**AIM:**
Reproduce all the records with each "asset-thumbnail" replaced by "item-image", changing nothing else, and leave the pictures out.
##### EXTRACTED INFORMATION #####
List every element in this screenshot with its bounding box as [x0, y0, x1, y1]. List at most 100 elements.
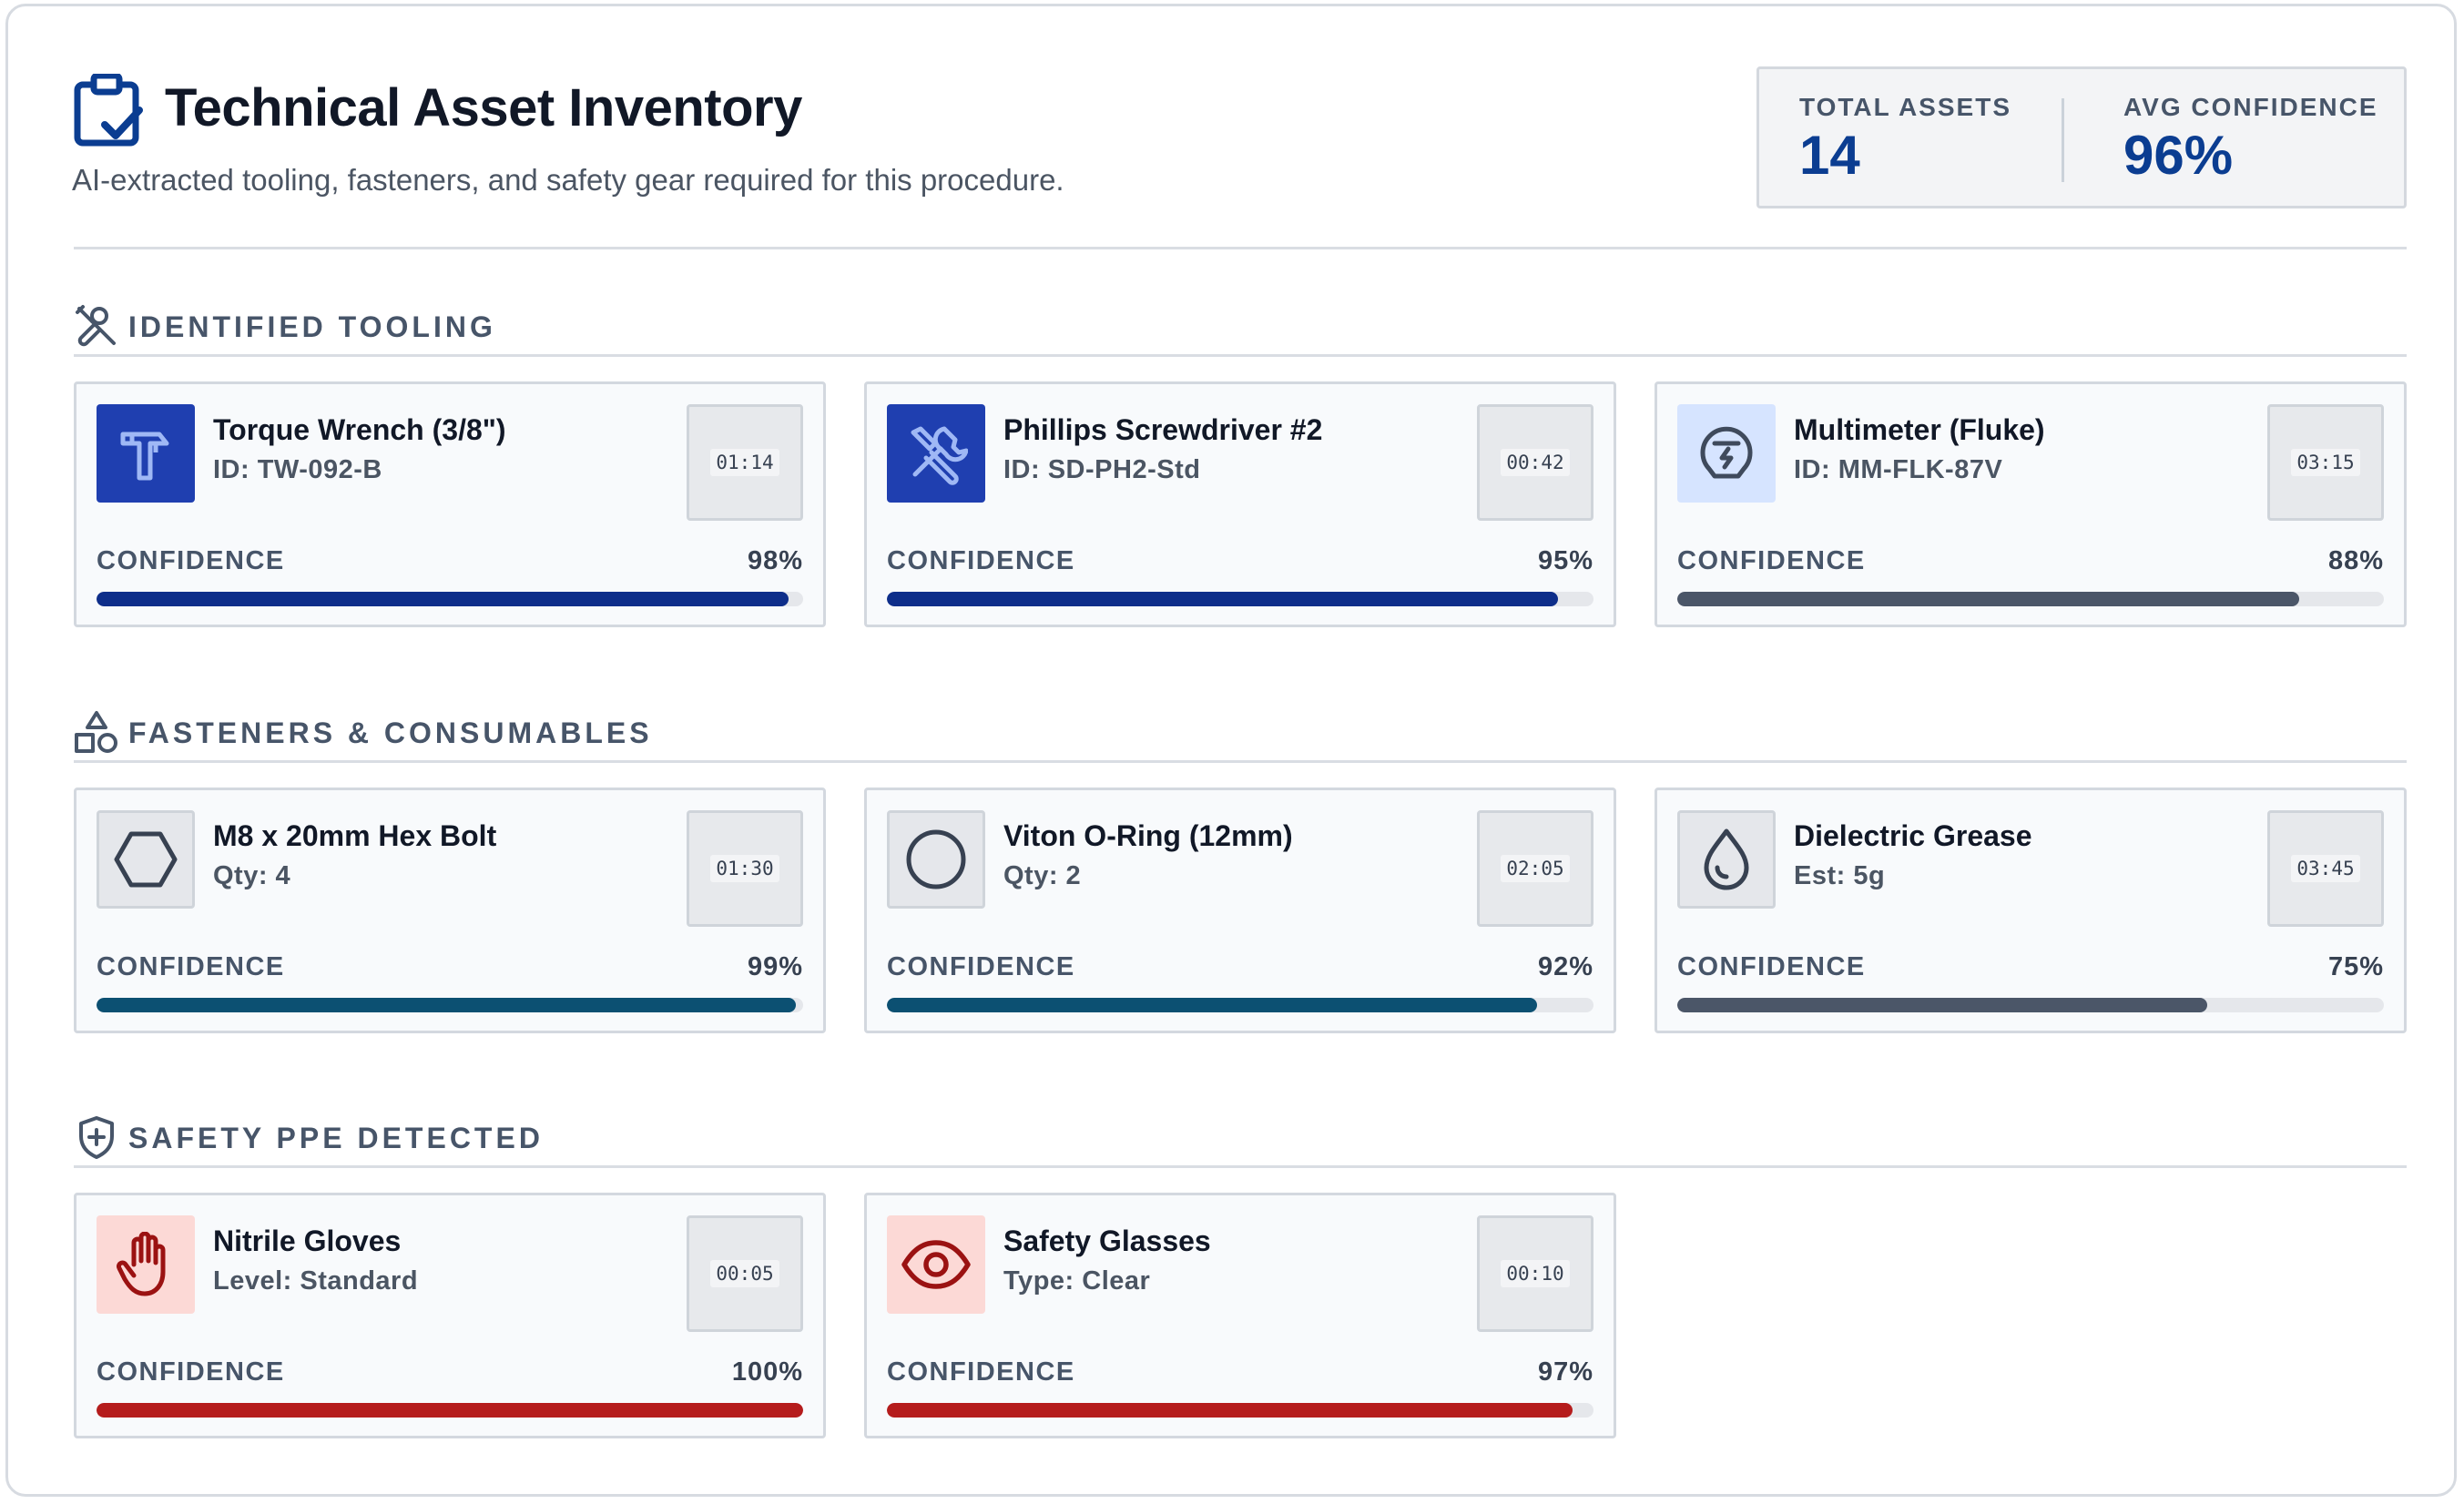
hand-icon: [114, 1232, 178, 1297]
asset-card[interactable]: Phillips Screwdriver #2 ID: SD-PH2-Std 0…: [864, 381, 1616, 627]
page-title: Technical Asset Inventory: [165, 78, 802, 137]
confidence-value: 95%: [1537, 546, 1593, 575]
section-title: IDENTIFIED TOOLING: [128, 310, 496, 343]
asset-thumbnail: [887, 404, 985, 503]
asset-name: Torque Wrench (3/8"): [213, 413, 506, 446]
confidence-bar-fill: [1677, 998, 2207, 1012]
hammer-icon: [114, 422, 178, 485]
confidence-value: 88%: [2327, 546, 2384, 575]
confidence-bar: [97, 592, 803, 606]
stat-value: 96%: [2123, 125, 2234, 186]
confidence-label: CONFIDENCE: [887, 952, 1075, 981]
plug-meter-icon: [1695, 422, 1758, 485]
asset-meta: ID: SD-PH2-Std: [1003, 455, 1201, 484]
asset-thumbnail: [1677, 404, 1776, 503]
timestamp-label: 00:42: [1501, 449, 1570, 476]
confidence-bar-fill: [887, 592, 1559, 606]
asset-name: Multimeter (Fluke): [1794, 413, 2045, 446]
asset-card[interactable]: Dielectric Grease Est: 5g 03:45 CONFIDEN…: [1655, 788, 2407, 1033]
header-divider: [74, 247, 2407, 249]
confidence-value: 75%: [2327, 952, 2384, 981]
asset-thumbnail: [97, 810, 195, 909]
section-header-fasteners: FASTENERS & CONSUMABLES: [74, 707, 2407, 763]
page-header: Technical Asset Inventory AI-extracted t…: [68, 66, 2407, 249]
confidence-label: CONFIDENCE: [97, 952, 285, 981]
confidence-label: CONFIDENCE: [97, 1357, 285, 1387]
asset-card[interactable]: Multimeter (Fluke) ID: MM-FLK-87V 03:15 …: [1655, 381, 2407, 627]
confidence-value: 97%: [1537, 1357, 1593, 1387]
confidence-label: CONFIDENCE: [1677, 952, 1866, 981]
timestamp-label: 01:14: [710, 449, 779, 476]
section-header-tooling: IDENTIFIED TOOLING: [74, 301, 2407, 357]
asset-card[interactable]: Viton O-Ring (12mm) Qty: 2 02:05 CONFIDE…: [864, 788, 1616, 1033]
confidence-bar-fill: [887, 998, 1537, 1012]
section-title: FASTENERS & CONSUMABLES: [128, 716, 653, 749]
stat-label: TOTAL ASSETS: [1799, 93, 2011, 121]
confidence-label: CONFIDENCE: [887, 1357, 1075, 1387]
confidence-bar: [887, 998, 1593, 1012]
asset-thumbnail: [887, 1215, 985, 1314]
asset-name: Nitrile Gloves: [213, 1225, 402, 1257]
page-subtitle: AI-extracted tooling, fasteners, and saf…: [72, 163, 1064, 197]
section-header-ppe: SAFETY PPE DETECTED: [74, 1113, 2407, 1168]
confidence-bar: [97, 1403, 803, 1418]
droplet-icon: [1699, 828, 1754, 891]
timestamp-thumbnail[interactable]: 00:42: [1477, 404, 1593, 521]
stat-divider: [2062, 98, 2064, 182]
timestamp-label: 03:15: [2291, 449, 2360, 476]
timestamp-label: 02:05: [1501, 855, 1570, 882]
tools-icon: [904, 422, 968, 485]
confidence-value: 99%: [747, 952, 803, 981]
asset-card[interactable]: Safety Glasses Type: Clear 00:10 CONFIDE…: [864, 1193, 1616, 1438]
shapes-icon: [75, 711, 117, 753]
confidence-bar-fill: [97, 592, 789, 606]
asset-name: Safety Glasses: [1003, 1225, 1211, 1257]
shield-plus-icon: [79, 1116, 114, 1159]
asset-card[interactable]: Torque Wrench (3/8") ID: TW-092-B 01:14 …: [74, 381, 826, 627]
asset-meta: Est: 5g: [1794, 861, 1886, 890]
timestamp-thumbnail[interactable]: 02:05: [1477, 810, 1593, 927]
confidence-label: CONFIDENCE: [887, 546, 1075, 575]
timestamp-thumbnail[interactable]: 03:15: [2267, 404, 2384, 521]
asset-name: Viton O-Ring (12mm): [1003, 819, 1293, 852]
wrench-screwdriver-icon: [76, 305, 116, 347]
confidence-bar-fill: [1677, 592, 2299, 606]
asset-card[interactable]: Nitrile Gloves Level: Standard 00:05 CON…: [74, 1193, 826, 1438]
stat-label: AVG CONFIDENCE: [2123, 93, 2378, 121]
asset-name: Phillips Screwdriver #2: [1003, 413, 1323, 446]
confidence-label: CONFIDENCE: [1677, 546, 1866, 575]
stat-value: 14: [1799, 125, 1860, 186]
asset-name: M8 x 20mm Hex Bolt: [213, 819, 497, 852]
asset-name: Dielectric Grease: [1794, 819, 2032, 852]
hexagon-icon: [113, 827, 178, 892]
asset-meta: Type: Clear: [1003, 1266, 1151, 1296]
confidence-bar: [97, 998, 803, 1012]
asset-inventory-panel: Technical Asset Inventory AI-extracted t…: [5, 4, 2457, 1497]
confidence-bar: [1677, 998, 2384, 1012]
timestamp-label: 00:05: [710, 1260, 779, 1287]
timestamp-thumbnail[interactable]: 00:10: [1477, 1215, 1593, 1332]
timestamp-thumbnail[interactable]: 00:05: [687, 1215, 803, 1332]
confidence-bar-fill: [887, 1403, 1573, 1418]
asset-card[interactable]: M8 x 20mm Hex Bolt Qty: 4 01:30 CONFIDEN…: [74, 788, 826, 1033]
timestamp-thumbnail[interactable]: 01:14: [687, 404, 803, 521]
stat-avg-confidence: AVG CONFIDENCE 96%: [2123, 93, 2378, 187]
timestamp-label: 01:30: [710, 855, 779, 882]
eye-icon: [901, 1237, 972, 1292]
stat-total-assets: TOTAL ASSETS 14: [1799, 93, 2011, 187]
confidence-bar: [1677, 592, 2384, 606]
section-divider: [74, 354, 2407, 357]
asset-thumbnail: [887, 810, 985, 909]
asset-thumbnail: [97, 1215, 195, 1314]
confidence-bar-fill: [97, 998, 797, 1012]
asset-thumbnail: [97, 404, 195, 503]
confidence-bar: [887, 1403, 1593, 1418]
section-divider: [74, 1165, 2407, 1168]
section-title: SAFETY PPE DETECTED: [128, 1122, 544, 1154]
confidence-label: CONFIDENCE: [97, 546, 285, 575]
timestamp-thumbnail[interactable]: 03:45: [2267, 810, 2384, 927]
asset-meta: Qty: 2: [1003, 861, 1082, 890]
asset-meta: Level: Standard: [213, 1266, 419, 1296]
timestamp-thumbnail[interactable]: 01:30: [687, 810, 803, 927]
summary-stats: TOTAL ASSETS 14 AVG CONFIDENCE 96%: [1756, 66, 2407, 208]
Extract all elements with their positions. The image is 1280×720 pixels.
#####
**EXERCISE RESPONSE:**
List every element in this screenshot with its bounding box as [x0, y0, x1, y1]. List at most 100 elements.
hand-icon: [114, 1232, 178, 1297]
asset-card[interactable]: Phillips Screwdriver #2 ID: SD-PH2-Std 0…: [864, 381, 1616, 627]
page-title: Technical Asset Inventory: [165, 78, 802, 137]
confidence-value: 95%: [1537, 546, 1593, 575]
section-title: IDENTIFIED TOOLING: [128, 310, 496, 343]
item-image: [887, 404, 985, 503]
asset-name: Torque Wrench (3/8"): [213, 413, 506, 446]
confidence-bar-fill: [1677, 998, 2207, 1012]
hammer-icon: [114, 422, 178, 485]
confidence-value: 88%: [2327, 546, 2384, 575]
confidence-bar: [97, 592, 803, 606]
stat-value: 96%: [2123, 125, 2234, 186]
confidence-label: CONFIDENCE: [887, 952, 1075, 981]
plug-meter-icon: [1695, 422, 1758, 485]
asset-meta: ID: SD-PH2-Std: [1003, 455, 1201, 484]
item-image: [1677, 404, 1776, 503]
timestamp-label: 00:42: [1501, 449, 1570, 476]
confidence-bar-fill: [887, 592, 1559, 606]
asset-name: Multimeter (Fluke): [1794, 413, 2045, 446]
asset-card[interactable]: Dielectric Grease Est: 5g 03:45 CONFIDEN…: [1655, 788, 2407, 1033]
header-divider: [74, 247, 2407, 249]
confidence-value: 75%: [2327, 952, 2384, 981]
item-image: [97, 810, 195, 909]
section-header-fasteners: FASTENERS & CONSUMABLES: [74, 707, 2407, 763]
page-header: Technical Asset Inventory AI-extracted t…: [68, 66, 2407, 249]
confidence-label: CONFIDENCE: [97, 952, 285, 981]
confidence-label: CONFIDENCE: [97, 1357, 285, 1387]
asset-card[interactable]: Multimeter (Fluke) ID: MM-FLK-87V 03:15 …: [1655, 381, 2407, 627]
confidence-value: 97%: [1537, 1357, 1593, 1387]
confidence-label: CONFIDENCE: [1677, 952, 1866, 981]
timestamp-label: 01:14: [710, 449, 779, 476]
section-header-tooling: IDENTIFIED TOOLING: [74, 301, 2407, 357]
asset-card[interactable]: Viton O-Ring (12mm) Qty: 2 02:05 CONFIDE…: [864, 788, 1616, 1033]
confidence-bar-fill: [887, 998, 1537, 1012]
section-title: FASTENERS & CONSUMABLES: [128, 716, 653, 749]
stat-label: TOTAL ASSETS: [1799, 93, 2011, 121]
confidence-label: CONFIDENCE: [887, 1357, 1075, 1387]
confidence-bar: [887, 998, 1593, 1012]
item-image: [887, 1215, 985, 1314]
asset-name: Nitrile Gloves: [213, 1225, 402, 1257]
page-subtitle: AI-extracted tooling, fasteners, and saf…: [72, 163, 1064, 197]
section-header-ppe: SAFETY PPE DETECTED: [74, 1113, 2407, 1168]
confidence-bar: [97, 1403, 803, 1418]
droplet-icon: [1699, 828, 1754, 891]
timestamp-thumbnail[interactable]: 00:42: [1477, 404, 1593, 521]
stat-divider: [2062, 98, 2064, 182]
timestamp-label: 03:15: [2291, 449, 2360, 476]
timestamp-label: 02:05: [1501, 855, 1570, 882]
tools-icon: [904, 422, 968, 485]
confidence-value: 99%: [747, 952, 803, 981]
asset-card[interactable]: Safety Glasses Type: Clear 00:10 CONFIDE…: [864, 1193, 1616, 1438]
shapes-icon: [75, 711, 117, 753]
confidence-bar-fill: [97, 592, 789, 606]
asset-name: Safety Glasses: [1003, 1225, 1211, 1257]
shield-plus-icon: [79, 1116, 114, 1159]
asset-card[interactable]: Torque Wrench (3/8") ID: TW-092-B 01:14 …: [74, 381, 826, 627]
asset-meta: Est: 5g: [1794, 861, 1886, 890]
timestamp-thumbnail[interactable]: 02:05: [1477, 810, 1593, 927]
confidence-label: CONFIDENCE: [887, 546, 1075, 575]
timestamp-thumbnail[interactable]: 03:15: [2267, 404, 2384, 521]
asset-name: Viton O-Ring (12mm): [1003, 819, 1293, 852]
wrench-screwdriver-icon: [76, 305, 116, 347]
confidence-bar-fill: [1677, 592, 2299, 606]
asset-card[interactable]: Nitrile Gloves Level: Standard 00:05 CON…: [74, 1193, 826, 1438]
stat-label: AVG CONFIDENCE: [2123, 93, 2378, 121]
asset-name: Phillips Screwdriver #2: [1003, 413, 1323, 446]
confidence-label: CONFIDENCE: [1677, 546, 1866, 575]
stat-value: 14: [1799, 125, 1860, 186]
asset-name: M8 x 20mm Hex Bolt: [213, 819, 497, 852]
asset-name: Dielectric Grease: [1794, 819, 2032, 852]
hexagon-icon: [113, 827, 178, 892]
asset-meta: Type: Clear: [1003, 1266, 1151, 1296]
confidence-bar: [97, 998, 803, 1012]
asset-inventory-panel: Technical Asset Inventory AI-extracted t…: [5, 4, 2457, 1497]
confidence-bar: [1677, 998, 2384, 1012]
timestamp-label: 00:05: [710, 1260, 779, 1287]
timestamp-thumbnail[interactable]: 00:10: [1477, 1215, 1593, 1332]
timestamp-thumbnail[interactable]: 00:05: [687, 1215, 803, 1332]
confidence-bar-fill: [887, 1403, 1573, 1418]
asset-card[interactable]: M8 x 20mm Hex Bolt Qty: 4 01:30 CONFIDEN…: [74, 788, 826, 1033]
timestamp-thumbnail[interactable]: 01:14: [687, 404, 803, 521]
stat-avg-confidence: AVG CONFIDENCE 96%: [2123, 93, 2378, 187]
timestamp-label: 01:30: [710, 855, 779, 882]
eye-icon: [901, 1237, 972, 1292]
stat-total-assets: TOTAL ASSETS 14: [1799, 93, 2011, 187]
confidence-bar: [1677, 592, 2384, 606]
section-divider: [74, 354, 2407, 357]
item-image: [887, 810, 985, 909]
item-image: [97, 1215, 195, 1314]
confidence-bar-fill: [97, 998, 797, 1012]
item-image: [97, 404, 195, 503]
confidence-bar: [887, 1403, 1593, 1418]
section-divider: [74, 1165, 2407, 1168]
section-title: SAFETY PPE DETECTED: [128, 1122, 544, 1154]
confidence-label: CONFIDENCE: [97, 546, 285, 575]
timestamp-thumbnail[interactable]: 03:45: [2267, 810, 2384, 927]
asset-meta: Qty: 2: [1003, 861, 1082, 890]
asset-meta: Level: Standard: [213, 1266, 419, 1296]
timestamp-thumbnail[interactable]: 01:30: [687, 810, 803, 927]
summary-stats: TOTAL ASSETS 14 AVG CONFIDENCE 96%: [1756, 66, 2407, 208]
Extract all elements with their positions. The image is 1280×720 pixels.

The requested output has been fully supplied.